■ The problem:
Please work out how many lines in the material contain "text" and give only that figure.

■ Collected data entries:
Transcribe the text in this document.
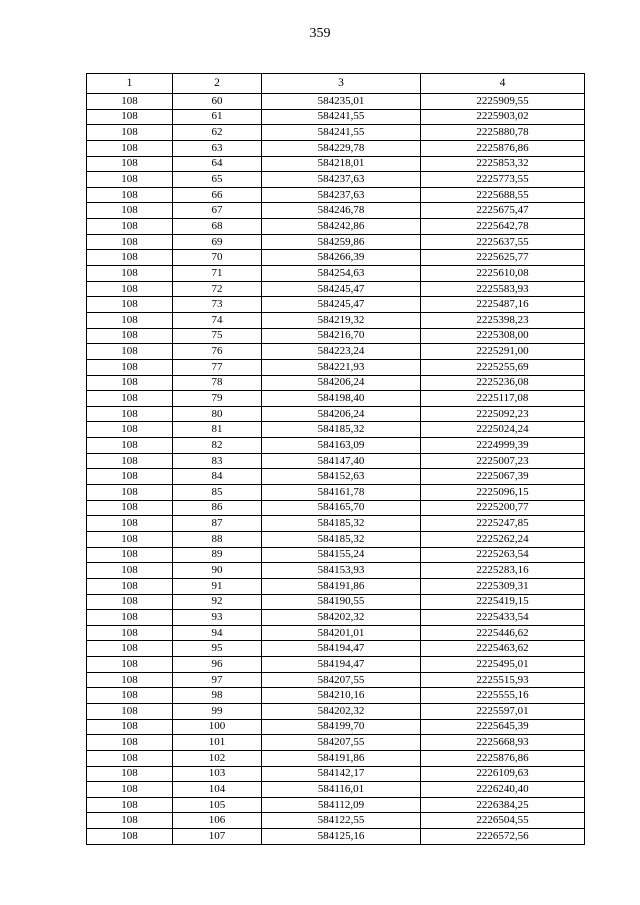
359
1	2	3	4
108	60	584235,01	2225909,55
108	61	584241,55	2225903,02
108	62	584241,55	2225880,78
108	63	584229,78	2225876,86
108	64	584218,01	2225853,32
108	65	584237,63	2225773,55
108	66	584237,63	2225688,55
108	67	584246,78	2225675,47
108	68	584242,86	2225642,78
108	69	584259,86	2225637,55
108	70	584266,39	2225625,77
108	71	584254,63	2225610,08
108	72	584245,47	2225583,93
108	73	584245,47	2225487,16
108	74	584219,32	2225398,23
108	75	584216,70	2225308,00
108	76	584223,24	2225291,00
108	77	584221,93	2225255,69
108	78	584206,24	2225236,08
108	79	584198,40	2225117,08
108	80	584206,24	2225092,23
108	81	584185,32	2225024,24
108	82	584163,09	2224999,39
108	83	584147,40	2225007,23
108	84	584152,63	2225067,39
108	85	584161,78	2225096,15
108	86	584165,70	2225200,77
108	87	584185,32	2225247,85
108	88	584185,32	2225262,24
108	89	584155,24	2225263,54
108	90	584153,93	2225283,16
108	91	584191,86	2225309,31
108	92	584190,55	2225419,15
108	93	584202,32	2225433,54
108	94	584201,01	2225446,62
108	95	584194,47	2225463,62
108	96	584194,47	2225495,01
108	97	584207,55	2225515,93
108	98	584210,16	2225555,16
108	99	584202,32	2225597,01
108	100	584199,70	2225645,39
108	101	584207,55	2225668,93
108	102	584191,86	2225876,86
108	103	584142,17	2226109,63
108	104	584116,01	2226240,40
108	105	584112,09	2226384,25
108	106	584122,55	2226504,55
108	107	584125,16	2226572,56
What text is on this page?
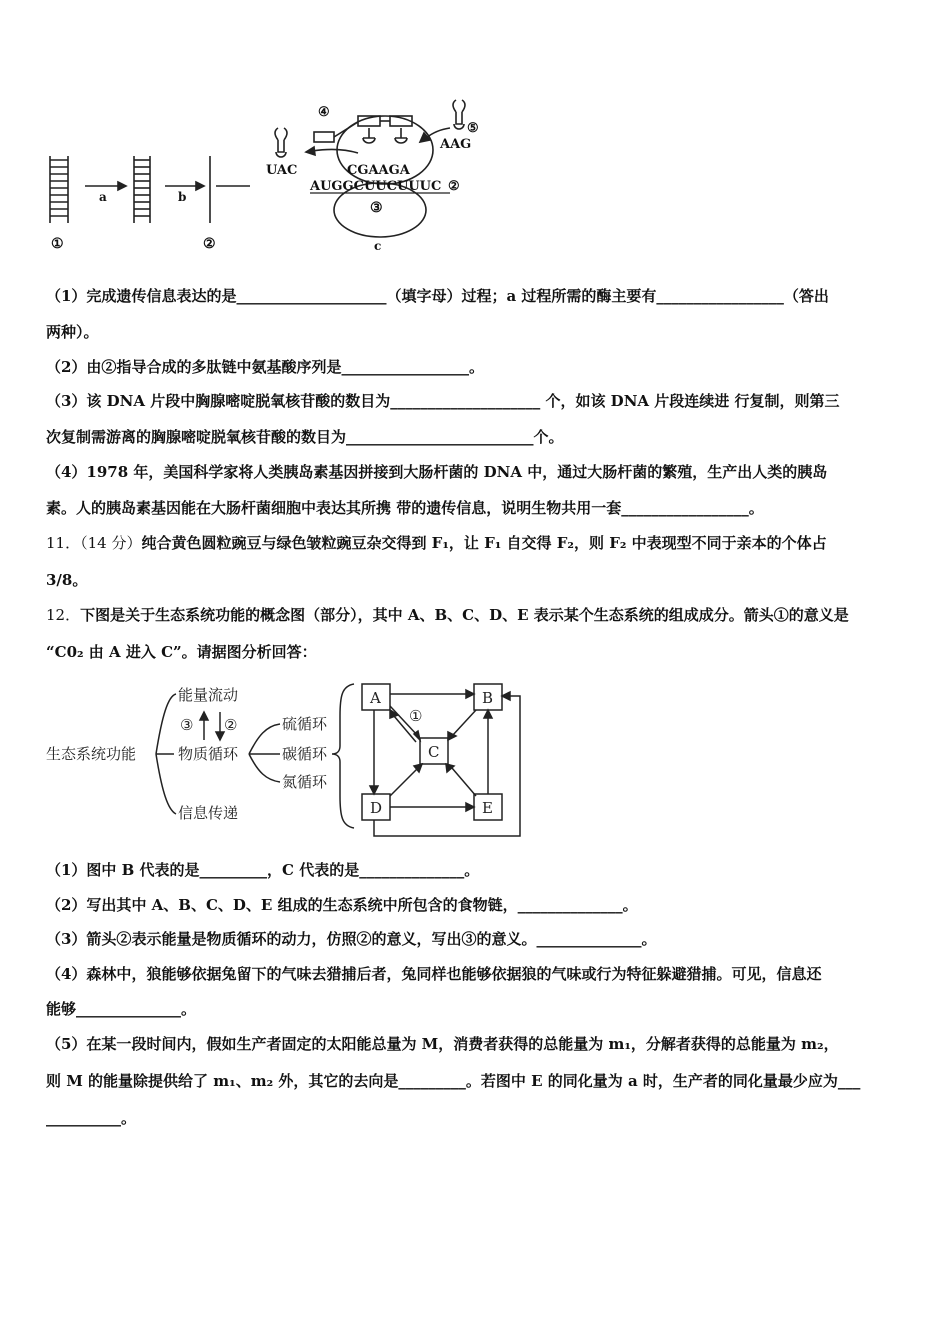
④
⑤
UAC	CGAAGA
AAG
AUGGCUUCUUUC ②
③
a	b
①	②	c
（1）完成遗传信息表达的是____________________（填字母）过程；a 过程所需的酶主要有_________________（答出
两种）。
（2）由②指导合成的多肽链中氨基酸序列是_________________。
（3）该 DNA 片段中胸腺嘧啶脱氧核苷酸的数目为____________________ 个，如该 DNA 片段连续进 行复制，则第三
次复制需游离的胸腺嘧啶脱氧核苷酸的数目为_________________________个。
（4）1978 年，美国科学家将人类胰岛素基因拼接到大肠杆菌的 DNA 中，通过大肠杆菌的繁殖，生产出人类的胰岛
素。人的胰岛素基因能在大肠杆菌细胞中表达其所携 带的遗传信息，说明生物共用一套_________________。
11．（14 分）纯合黄色圆粒豌豆与绿色皱粒豌豆杂交得到 F₁，让 F₁ 自交得 F₂，则 F₂ 中表现型不同于亲本的个体占
3/8。
12．下图是关于生态系统功能的概念图（部分），其中 A、B、C、D、E 表示某个生态系统的组成成分。箭头①的意义是
“C0₂ 由 A 进入 C”。请据图分析回答：
生态系统功能
能量流动
物质循环
信息传递
③ ②	硫循环
碳循环
氮循环
A	B
C
D	E
①
（1）图中 B 代表的是_________，C 代表的是______________。
（2）写出其中 A、B、C、D、E 组成的生态系统中所包含的食物链，______________。
（3）箭头②表示能量是物质循环的动力，仿照②的意义，写出③的意义。______________。
（4）森林中，狼能够依据兔留下的气味去猎捕后者，兔同样也能够依据狼的气味或行为特征躲避猎捕。可见，信息还
能够______________。
（5）在某一段时间内，假如生产者固定的太阳能总量为 M，消费者获得的总能量为 m₁，分解者获得的总能量为 m₂，
则 M 的能量除提供给了 m₁、m₂ 外，其它的去向是_________。若图中 E 的同化量为 a 时，生产者的同化量最少应为___
__________。
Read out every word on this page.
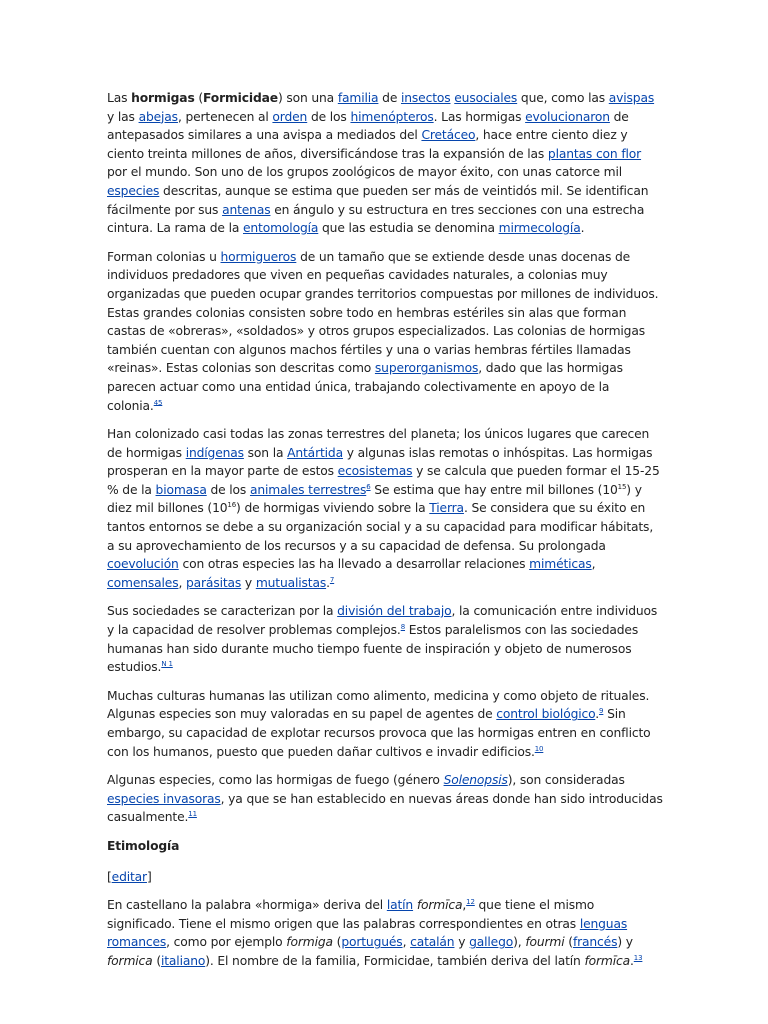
Las hormigas (Formicidae) son una familia de insectos eusociales que, como las avispas y las abejas, pertenecen al orden de los himenópteros. Las hormigas evolucionaron de antepasados similares a una avispa a mediados del Cretáceo, hace entre ciento diez y ciento treinta millones de años, diversificándose tras la expansión de las plantas con flor por el mundo. Son uno de los grupos zoológicos de mayor éxito, con unas catorce mil especies descritas, aunque se estima que pueden ser más de veintidós mil. Se identifican fácilmente por sus antenas en ángulo y su estructura en tres secciones con una estrecha cintura. La rama de la entomología que las estudia se denomina mirmecología.

Forman colonias u hormigueros de un tamaño que se extiende desde unas docenas de individuos predadores que viven en pequeñas cavidades naturales, a colonias muy organizadas que pueden ocupar grandes territorios compuestas por millones de individuos. Estas grandes colonias consisten sobre todo en hembras estériles sin alas que forman castas de «obreras», «soldados» y otros grupos especializados. Las colonias de hormigas también cuentan con algunos machos fértiles y una o varias hembras fértiles llamadas «reinas». Estas colonias son descritas como superorganismos, dado que las hormigas parecen actuar como una entidad única, trabajando colectivamente en apoyo de la colonia.$^{45}$

Han colonizado casi todas las zonas terrestres del planeta; los únicos lugares que carecen de hormigas indígenas son la Antártida y algunas islas remotas o inhóspitas. Las hormigas prosperan en la mayor parte de estos ecosistemas y se calcula que pueden formar el 15-25 % de la biomasa de los animales terrestres$^6$ Se estima que hay entre mil billones $(10^{15})$ y diez mil billones $(10^{16})$ de hormigas viviendo sobre la Tierra. Se considera que su éxito en tantos entornos se debe a su organización social y a su capacidad para modificar hábitats, a su aprovechamiento de los recursos y a su capacidad de defensa. Su prolongada coevolución con otras especies las ha llevado a desarrollar relaciones miméticas, comensales, parásitas y mutualistas.$^7$

Sus sociedades se caracterizan por la división del trabajo, la comunicación entre individuos y la capacidad de resolver problemas complejos.$^8$ Estos paralelismos con las sociedades humanas han sido durante mucho tiempo fuente de inspiración y objeto de numerosos estudios.$^{N 1}$

Muchas culturas humanas las utilizan como alimento, medicina y como objeto de rituales. Algunas especies son muy valoradas en su papel de agentes de control biológico.$^9$ Sin embargo, su capacidad de explotar recursos provoca que las hormigas entren en conflicto con los humanos, puesto que pueden dañar cultivos e invadir edificios.$^{10}$

Algunas especies, como las hormigas de fuego (género Solenopsis), son consideradas especies invasoras, ya que se han establecido en nuevas áreas donde han sido introducidas casualmente.$^{11}$

Etimología

[editar]

En castellano la palabra «hormiga» deriva del latín formīca,$^{12}$ que tiene el mismo significado. Tiene el mismo origen que las palabras correspondientes en otras lenguas romances, como por ejemplo formiga (portugués, catalán y gallego), fourmi (francés) y formica (italiano). El nombre de la familia, Formicidae, también deriva del latín formīca.$^{13}$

■ Task output:
2